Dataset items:
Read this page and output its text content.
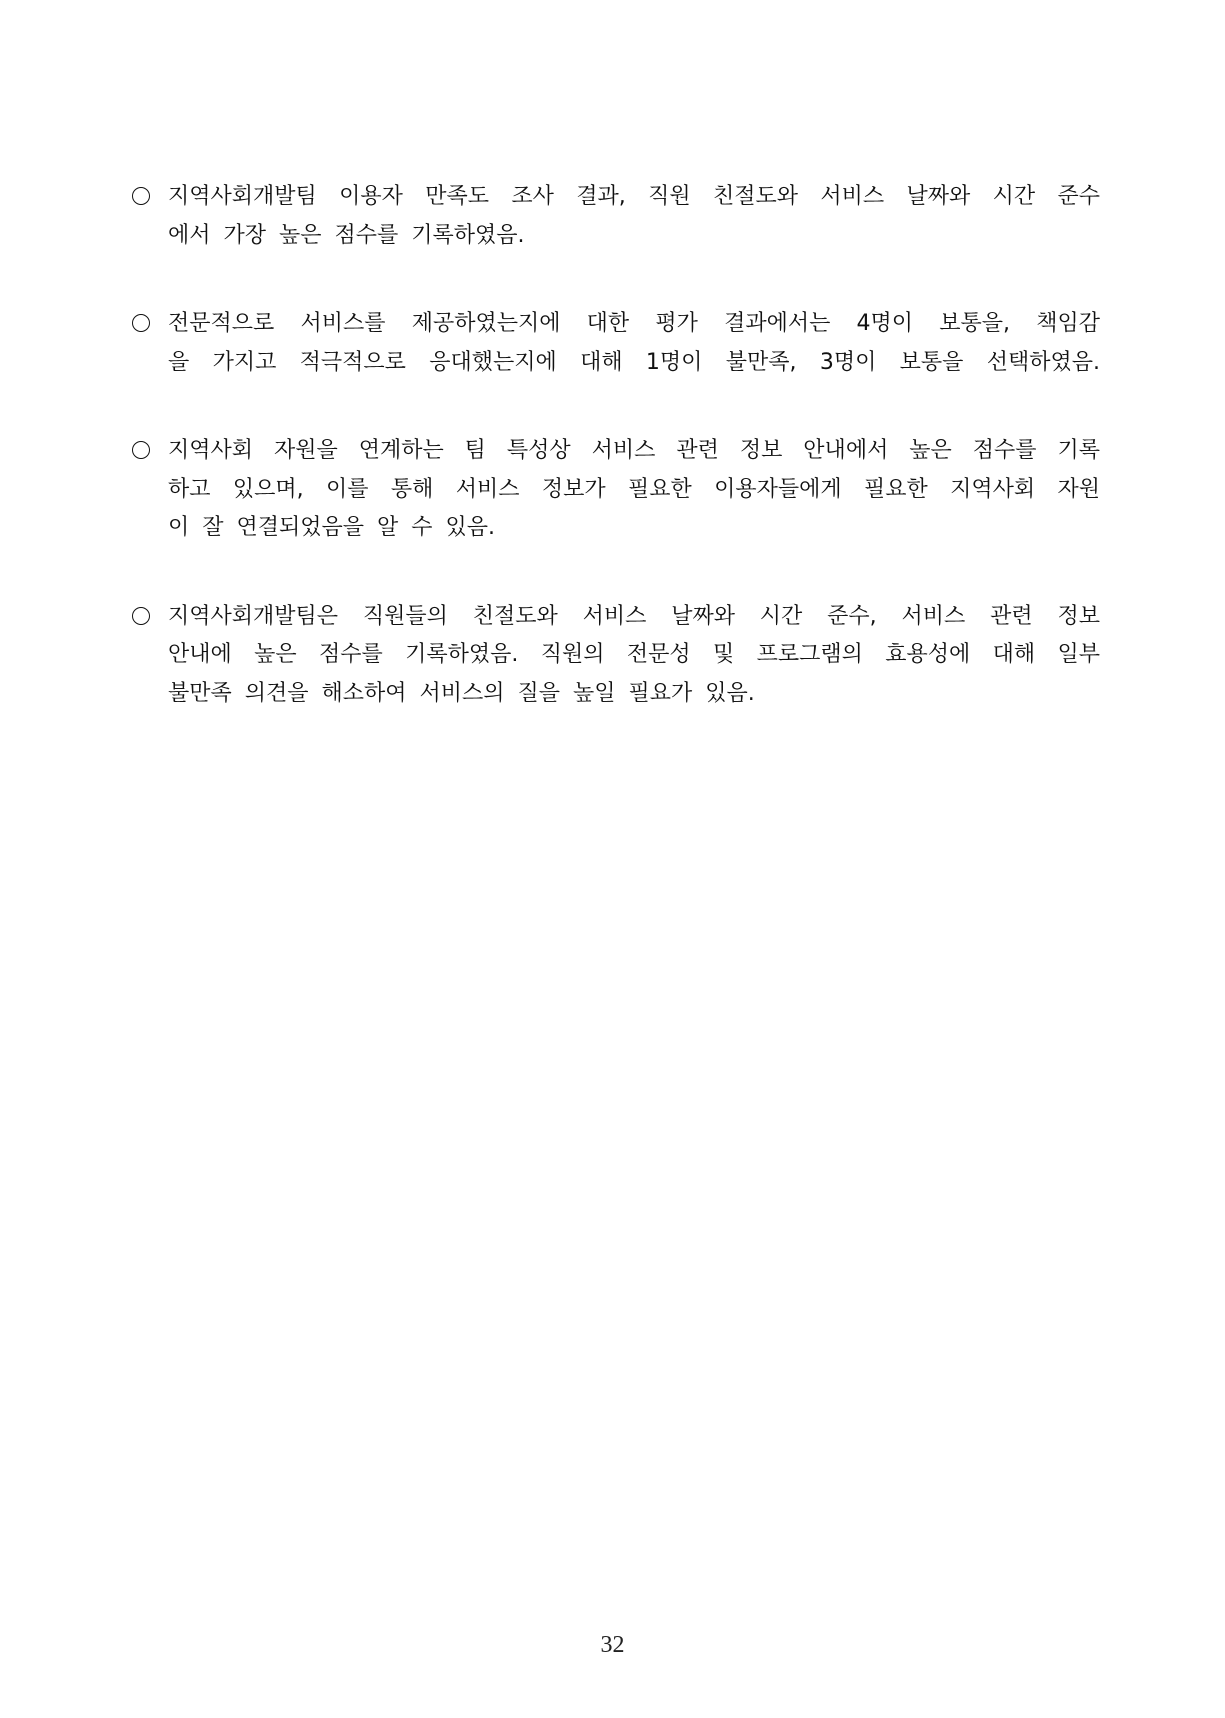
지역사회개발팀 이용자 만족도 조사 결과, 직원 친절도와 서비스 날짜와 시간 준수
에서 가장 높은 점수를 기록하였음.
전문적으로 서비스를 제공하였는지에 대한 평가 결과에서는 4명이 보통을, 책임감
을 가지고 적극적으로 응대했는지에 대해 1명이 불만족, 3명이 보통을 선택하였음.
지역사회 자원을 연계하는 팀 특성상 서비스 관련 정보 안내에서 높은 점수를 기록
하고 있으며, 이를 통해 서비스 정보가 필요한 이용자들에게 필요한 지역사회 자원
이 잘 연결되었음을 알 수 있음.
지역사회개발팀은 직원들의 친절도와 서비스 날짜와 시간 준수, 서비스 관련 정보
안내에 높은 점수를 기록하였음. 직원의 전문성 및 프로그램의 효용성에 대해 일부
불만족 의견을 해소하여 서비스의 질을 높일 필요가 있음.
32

TO BE DONE:
Pictures don't belong in the copy. Transcribe every record exactly as it appears.

ANSWER IN FULL:
Read this page and output its text content.
지역사회개발팀 이용자 만족도 조사 결과, 직원 친절도와 서비스 날짜와 시간 준수
에서 가장 높은 점수를 기록하였음.
전문적으로 서비스를 제공하였는지에 대한 평가 결과에서는 4명이 보통을, 책임감
을 가지고 적극적으로 응대했는지에 대해 1명이 불만족, 3명이 보통을 선택하였음.
지역사회 자원을 연계하는 팀 특성상 서비스 관련 정보 안내에서 높은 점수를 기록
하고 있으며, 이를 통해 서비스 정보가 필요한 이용자들에게 필요한 지역사회 자원
이 잘 연결되었음을 알 수 있음.
지역사회개발팀은 직원들의 친절도와 서비스 날짜와 시간 준수, 서비스 관련 정보
안내에 높은 점수를 기록하였음. 직원의 전문성 및 프로그램의 효용성에 대해 일부
불만족 의견을 해소하여 서비스의 질을 높일 필요가 있음.
32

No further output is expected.